[AUSGEWÄHLTER TEXT]
□ □ □

Buenos Aires unter Wasser

Seit Wochen Sommer, Sonne, Trockenheit. Und heute Morgen rappelte es im Karton. Gestern schon hatte es an der Küste in nur 12 Stunden 370 mm Niederschlag gegeben. Das ist ungefähr so viel, wie in Deutschland in einem halben Jahr fällt und selbst für hiesige Verhältnisse unerhört. Das muss wie aus Eimern gegossen haben.

Überflutung

Heute mittag stand Buenos Aires unter Wasser. Buchstäblich. Die Nachrichtensender versuchten, sich gegenseitig zu überbieten mit ihren Katastrophenberichten.

□ □ □

[Strukturierte Daten zur Seitenanalyse]
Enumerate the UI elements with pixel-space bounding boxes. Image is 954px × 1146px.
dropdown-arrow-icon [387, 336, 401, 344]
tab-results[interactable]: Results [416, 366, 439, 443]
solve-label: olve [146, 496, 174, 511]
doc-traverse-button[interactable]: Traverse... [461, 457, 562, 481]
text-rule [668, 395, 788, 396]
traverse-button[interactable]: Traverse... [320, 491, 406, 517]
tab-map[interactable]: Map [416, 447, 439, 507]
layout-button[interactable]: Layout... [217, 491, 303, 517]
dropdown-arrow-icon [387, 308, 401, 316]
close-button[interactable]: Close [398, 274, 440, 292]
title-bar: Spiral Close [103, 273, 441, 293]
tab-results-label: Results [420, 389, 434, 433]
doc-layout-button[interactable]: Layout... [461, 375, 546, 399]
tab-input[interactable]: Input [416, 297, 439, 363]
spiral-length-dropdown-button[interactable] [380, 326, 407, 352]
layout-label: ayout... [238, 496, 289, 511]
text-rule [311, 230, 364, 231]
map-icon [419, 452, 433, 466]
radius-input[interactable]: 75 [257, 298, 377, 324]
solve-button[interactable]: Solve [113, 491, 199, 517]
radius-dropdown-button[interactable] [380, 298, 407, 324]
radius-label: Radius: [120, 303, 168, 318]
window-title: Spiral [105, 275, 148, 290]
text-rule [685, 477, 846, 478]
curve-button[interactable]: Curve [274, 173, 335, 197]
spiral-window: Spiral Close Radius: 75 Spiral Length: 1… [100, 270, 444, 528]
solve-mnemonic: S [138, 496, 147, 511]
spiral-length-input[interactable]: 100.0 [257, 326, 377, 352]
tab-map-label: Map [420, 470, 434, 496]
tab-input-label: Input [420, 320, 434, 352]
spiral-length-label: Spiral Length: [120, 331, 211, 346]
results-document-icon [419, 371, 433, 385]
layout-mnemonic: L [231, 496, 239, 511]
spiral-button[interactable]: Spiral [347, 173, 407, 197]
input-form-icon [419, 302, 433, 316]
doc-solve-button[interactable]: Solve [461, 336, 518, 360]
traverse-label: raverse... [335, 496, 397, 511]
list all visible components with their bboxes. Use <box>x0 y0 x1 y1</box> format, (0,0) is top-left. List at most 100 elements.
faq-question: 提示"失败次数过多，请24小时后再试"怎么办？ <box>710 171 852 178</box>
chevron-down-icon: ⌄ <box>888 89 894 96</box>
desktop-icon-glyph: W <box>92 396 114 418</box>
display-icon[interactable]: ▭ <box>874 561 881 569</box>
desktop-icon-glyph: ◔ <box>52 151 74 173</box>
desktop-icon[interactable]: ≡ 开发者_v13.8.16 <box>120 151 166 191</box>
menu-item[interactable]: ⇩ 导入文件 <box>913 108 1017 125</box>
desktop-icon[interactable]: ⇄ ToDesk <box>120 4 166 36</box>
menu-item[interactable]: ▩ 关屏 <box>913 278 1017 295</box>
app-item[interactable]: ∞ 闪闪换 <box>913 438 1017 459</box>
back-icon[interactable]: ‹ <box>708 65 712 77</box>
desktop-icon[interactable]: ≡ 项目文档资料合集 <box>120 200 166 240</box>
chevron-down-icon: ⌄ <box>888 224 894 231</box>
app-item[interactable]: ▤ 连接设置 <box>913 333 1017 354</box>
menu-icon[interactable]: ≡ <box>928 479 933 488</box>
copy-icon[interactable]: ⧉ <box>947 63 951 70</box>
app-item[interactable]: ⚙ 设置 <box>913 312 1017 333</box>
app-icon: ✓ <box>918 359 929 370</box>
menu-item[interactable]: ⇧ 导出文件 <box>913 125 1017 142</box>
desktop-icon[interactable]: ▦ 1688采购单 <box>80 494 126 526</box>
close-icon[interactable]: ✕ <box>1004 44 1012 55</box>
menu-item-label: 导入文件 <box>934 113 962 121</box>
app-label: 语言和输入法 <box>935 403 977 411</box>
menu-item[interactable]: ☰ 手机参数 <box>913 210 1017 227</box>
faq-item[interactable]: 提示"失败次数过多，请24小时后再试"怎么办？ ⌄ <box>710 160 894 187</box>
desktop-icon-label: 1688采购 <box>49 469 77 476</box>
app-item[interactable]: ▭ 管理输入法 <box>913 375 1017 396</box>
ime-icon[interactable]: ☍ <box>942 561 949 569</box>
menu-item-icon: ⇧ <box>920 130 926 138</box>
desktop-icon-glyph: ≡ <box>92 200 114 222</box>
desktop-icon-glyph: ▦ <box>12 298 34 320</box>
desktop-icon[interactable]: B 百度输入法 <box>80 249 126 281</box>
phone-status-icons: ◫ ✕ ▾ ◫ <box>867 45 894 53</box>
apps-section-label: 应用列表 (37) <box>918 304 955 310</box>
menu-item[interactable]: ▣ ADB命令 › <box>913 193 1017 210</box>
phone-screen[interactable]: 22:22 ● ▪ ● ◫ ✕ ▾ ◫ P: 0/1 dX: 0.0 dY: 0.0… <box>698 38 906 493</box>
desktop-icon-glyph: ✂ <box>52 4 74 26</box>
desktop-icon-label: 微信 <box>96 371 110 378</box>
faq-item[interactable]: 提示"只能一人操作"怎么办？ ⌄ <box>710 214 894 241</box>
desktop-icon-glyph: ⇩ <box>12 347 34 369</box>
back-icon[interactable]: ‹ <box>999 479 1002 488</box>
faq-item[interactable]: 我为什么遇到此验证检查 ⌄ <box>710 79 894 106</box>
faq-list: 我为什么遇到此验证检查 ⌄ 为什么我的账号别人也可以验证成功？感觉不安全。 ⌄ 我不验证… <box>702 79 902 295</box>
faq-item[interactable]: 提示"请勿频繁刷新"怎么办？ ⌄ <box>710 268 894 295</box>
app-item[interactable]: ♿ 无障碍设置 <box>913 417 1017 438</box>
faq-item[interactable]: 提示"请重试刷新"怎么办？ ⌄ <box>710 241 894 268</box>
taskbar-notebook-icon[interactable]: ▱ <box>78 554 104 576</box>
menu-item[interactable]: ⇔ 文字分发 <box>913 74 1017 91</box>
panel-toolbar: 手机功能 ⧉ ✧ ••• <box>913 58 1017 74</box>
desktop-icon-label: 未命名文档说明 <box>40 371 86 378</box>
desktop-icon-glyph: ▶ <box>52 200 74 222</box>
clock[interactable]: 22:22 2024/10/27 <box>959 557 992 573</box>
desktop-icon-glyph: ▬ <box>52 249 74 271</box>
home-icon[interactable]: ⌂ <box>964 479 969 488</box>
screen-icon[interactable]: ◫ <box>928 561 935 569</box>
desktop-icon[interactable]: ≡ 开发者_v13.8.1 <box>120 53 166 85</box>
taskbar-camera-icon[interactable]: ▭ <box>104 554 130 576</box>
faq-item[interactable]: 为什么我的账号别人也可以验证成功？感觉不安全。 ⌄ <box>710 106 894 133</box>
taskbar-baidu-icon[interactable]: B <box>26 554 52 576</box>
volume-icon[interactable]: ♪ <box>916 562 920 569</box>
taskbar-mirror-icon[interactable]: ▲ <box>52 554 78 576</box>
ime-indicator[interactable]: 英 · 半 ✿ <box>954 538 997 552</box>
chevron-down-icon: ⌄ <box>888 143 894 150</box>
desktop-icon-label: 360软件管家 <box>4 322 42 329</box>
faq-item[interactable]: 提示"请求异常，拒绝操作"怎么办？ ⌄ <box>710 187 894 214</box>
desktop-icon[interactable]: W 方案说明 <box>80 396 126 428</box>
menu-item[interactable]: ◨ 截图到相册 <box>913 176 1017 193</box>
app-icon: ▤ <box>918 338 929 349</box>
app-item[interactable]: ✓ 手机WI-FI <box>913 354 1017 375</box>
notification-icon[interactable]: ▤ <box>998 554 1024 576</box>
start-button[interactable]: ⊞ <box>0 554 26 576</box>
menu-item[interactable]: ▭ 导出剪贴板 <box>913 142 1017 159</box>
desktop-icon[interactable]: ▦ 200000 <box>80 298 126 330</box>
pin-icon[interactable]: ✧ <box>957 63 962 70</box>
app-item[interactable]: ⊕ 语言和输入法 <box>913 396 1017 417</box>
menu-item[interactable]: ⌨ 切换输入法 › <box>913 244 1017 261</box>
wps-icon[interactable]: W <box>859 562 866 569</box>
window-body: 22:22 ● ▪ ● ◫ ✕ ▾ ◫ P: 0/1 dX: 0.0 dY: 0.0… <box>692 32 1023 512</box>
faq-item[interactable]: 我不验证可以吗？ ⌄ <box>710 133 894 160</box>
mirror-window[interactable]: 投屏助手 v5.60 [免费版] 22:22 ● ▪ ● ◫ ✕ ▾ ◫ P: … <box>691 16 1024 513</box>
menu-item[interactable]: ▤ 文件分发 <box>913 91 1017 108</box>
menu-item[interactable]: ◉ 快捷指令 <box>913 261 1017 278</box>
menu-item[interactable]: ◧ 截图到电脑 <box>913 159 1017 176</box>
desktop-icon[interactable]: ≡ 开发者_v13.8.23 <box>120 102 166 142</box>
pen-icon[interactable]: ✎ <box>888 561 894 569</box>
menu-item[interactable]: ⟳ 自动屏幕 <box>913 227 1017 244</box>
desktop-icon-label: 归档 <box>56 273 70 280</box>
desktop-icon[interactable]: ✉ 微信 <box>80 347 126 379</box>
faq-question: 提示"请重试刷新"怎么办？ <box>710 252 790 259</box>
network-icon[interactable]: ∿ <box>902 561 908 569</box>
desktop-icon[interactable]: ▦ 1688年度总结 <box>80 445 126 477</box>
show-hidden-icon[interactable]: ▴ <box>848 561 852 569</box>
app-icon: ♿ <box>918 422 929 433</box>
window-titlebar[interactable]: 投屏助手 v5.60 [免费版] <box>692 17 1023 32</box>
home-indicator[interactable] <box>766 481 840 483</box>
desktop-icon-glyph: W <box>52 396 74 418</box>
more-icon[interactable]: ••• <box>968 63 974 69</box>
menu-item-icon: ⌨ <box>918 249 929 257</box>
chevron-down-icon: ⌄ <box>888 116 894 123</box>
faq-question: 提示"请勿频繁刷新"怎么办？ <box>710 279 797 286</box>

□ □ □

Kannst du den Text über die Überflutung in Buenos Aires vollständig und Zeichen für Zeichen abschreiben? Die Einträge werden hier nicht gebraucht.

[ERGEBNIS]
Buenos Aires unter Wasser

Seit Wochen Sommer, Sonne, Trockenheit. Und heute Morgen rappelte es im Karton. Gestern schon hatte es an der Küste in nur 12 Stunden 370 mm Niederschlag gegeben. Das ist ungefähr so viel, wie in Deutschland in einem halben Jahr fällt und selbst für hiesige Verhältnisse unerhört. Das muss wie aus Eimern gegossen haben.

Überflutung

Heute mittag stand Buenos Aires unter Wasser. Buchstäblich. Die Nachrichtensender versuchten, sich gegenseitig zu überbieten mit ihren Katastrophenberichten.